## GIVEN RECORDS
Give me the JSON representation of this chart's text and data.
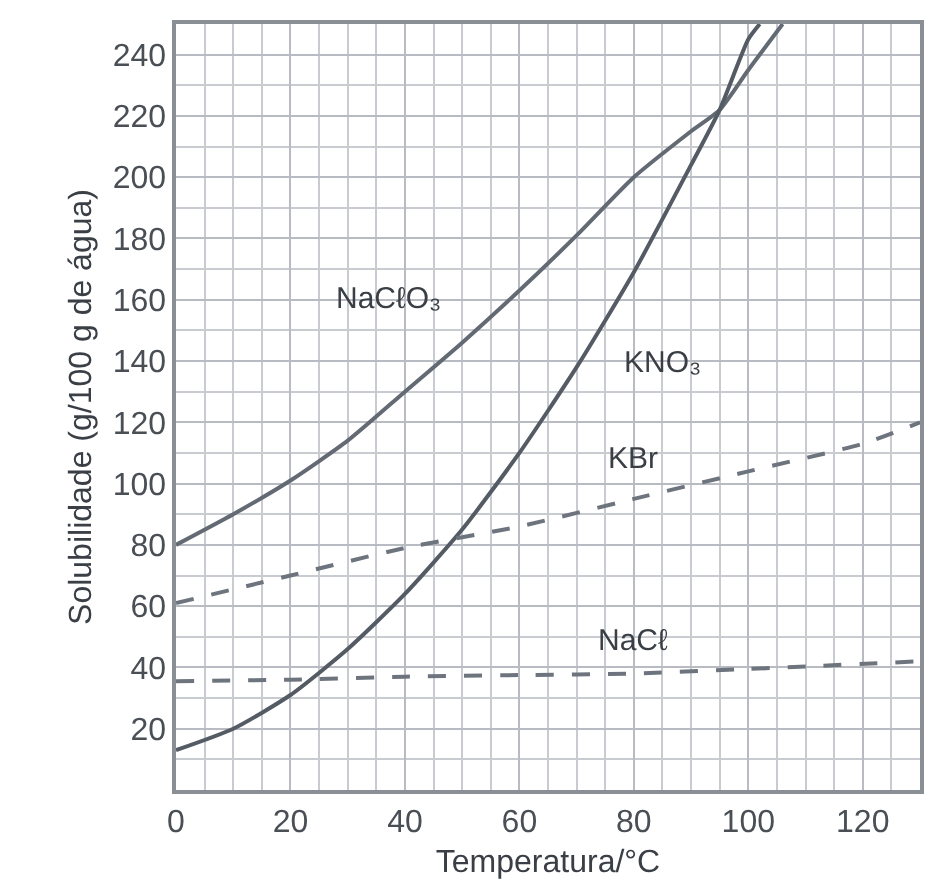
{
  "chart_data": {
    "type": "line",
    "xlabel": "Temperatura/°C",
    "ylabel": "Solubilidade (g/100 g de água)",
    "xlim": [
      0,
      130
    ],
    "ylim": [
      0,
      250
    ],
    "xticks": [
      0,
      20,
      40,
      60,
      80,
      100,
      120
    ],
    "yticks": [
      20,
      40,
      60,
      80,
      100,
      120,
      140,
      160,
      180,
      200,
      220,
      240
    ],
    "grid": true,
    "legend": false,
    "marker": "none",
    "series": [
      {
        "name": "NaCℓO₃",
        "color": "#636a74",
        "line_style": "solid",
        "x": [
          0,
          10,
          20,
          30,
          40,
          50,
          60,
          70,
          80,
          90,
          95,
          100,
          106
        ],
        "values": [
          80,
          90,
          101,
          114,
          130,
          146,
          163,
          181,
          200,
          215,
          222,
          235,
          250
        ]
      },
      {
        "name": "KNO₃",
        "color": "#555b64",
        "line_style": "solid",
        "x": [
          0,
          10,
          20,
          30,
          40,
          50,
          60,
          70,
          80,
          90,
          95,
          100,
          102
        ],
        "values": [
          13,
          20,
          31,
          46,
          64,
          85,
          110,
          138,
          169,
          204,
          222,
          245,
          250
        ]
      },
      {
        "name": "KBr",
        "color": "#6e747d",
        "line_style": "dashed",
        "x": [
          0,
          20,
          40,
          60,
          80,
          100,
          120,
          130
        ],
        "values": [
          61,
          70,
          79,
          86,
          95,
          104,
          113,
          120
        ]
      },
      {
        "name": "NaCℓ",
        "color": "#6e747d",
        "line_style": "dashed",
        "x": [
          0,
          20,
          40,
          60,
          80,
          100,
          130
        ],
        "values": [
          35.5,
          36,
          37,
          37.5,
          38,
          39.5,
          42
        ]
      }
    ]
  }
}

## DO THIS
Quote the preceding records in their entirety, excluding every picture.

## RESPONSE TO THE EXERCISE
Give me the JSON representation of this chart's text and data.
{
  "chart_data": {
    "type": "line",
    "xlabel": "Temperatura/°C",
    "ylabel": "Solubilidade (g/100 g de água)",
    "xlim": [
      0,
      130
    ],
    "ylim": [
      0,
      250
    ],
    "xticks": [
      0,
      20,
      40,
      60,
      80,
      100,
      120
    ],
    "yticks": [
      20,
      40,
      60,
      80,
      100,
      120,
      140,
      160,
      180,
      200,
      220,
      240
    ],
    "grid": true,
    "legend": false,
    "marker": "none",
    "series": [
      {
        "name": "NaCℓO₃",
        "color": "#636a74",
        "line_style": "solid",
        "x": [
          0,
          10,
          20,
          30,
          40,
          50,
          60,
          70,
          80,
          90,
          95,
          100,
          106
        ],
        "values": [
          80,
          90,
          101,
          114,
          130,
          146,
          163,
          181,
          200,
          215,
          222,
          235,
          250
        ]
      },
      {
        "name": "KNO₃",
        "color": "#555b64",
        "line_style": "solid",
        "x": [
          0,
          10,
          20,
          30,
          40,
          50,
          60,
          70,
          80,
          90,
          95,
          100,
          102
        ],
        "values": [
          13,
          20,
          31,
          46,
          64,
          85,
          110,
          138,
          169,
          204,
          222,
          245,
          250
        ]
      },
      {
        "name": "KBr",
        "color": "#6e747d",
        "line_style": "dashed",
        "x": [
          0,
          20,
          40,
          60,
          80,
          100,
          120,
          130
        ],
        "values": [
          61,
          70,
          79,
          86,
          95,
          104,
          113,
          120
        ]
      },
      {
        "name": "NaCℓ",
        "color": "#6e747d",
        "line_style": "dashed",
        "x": [
          0,
          20,
          40,
          60,
          80,
          100,
          130
        ],
        "values": [
          35.5,
          36,
          37,
          37.5,
          38,
          39.5,
          42
        ]
      }
    ]
  }
}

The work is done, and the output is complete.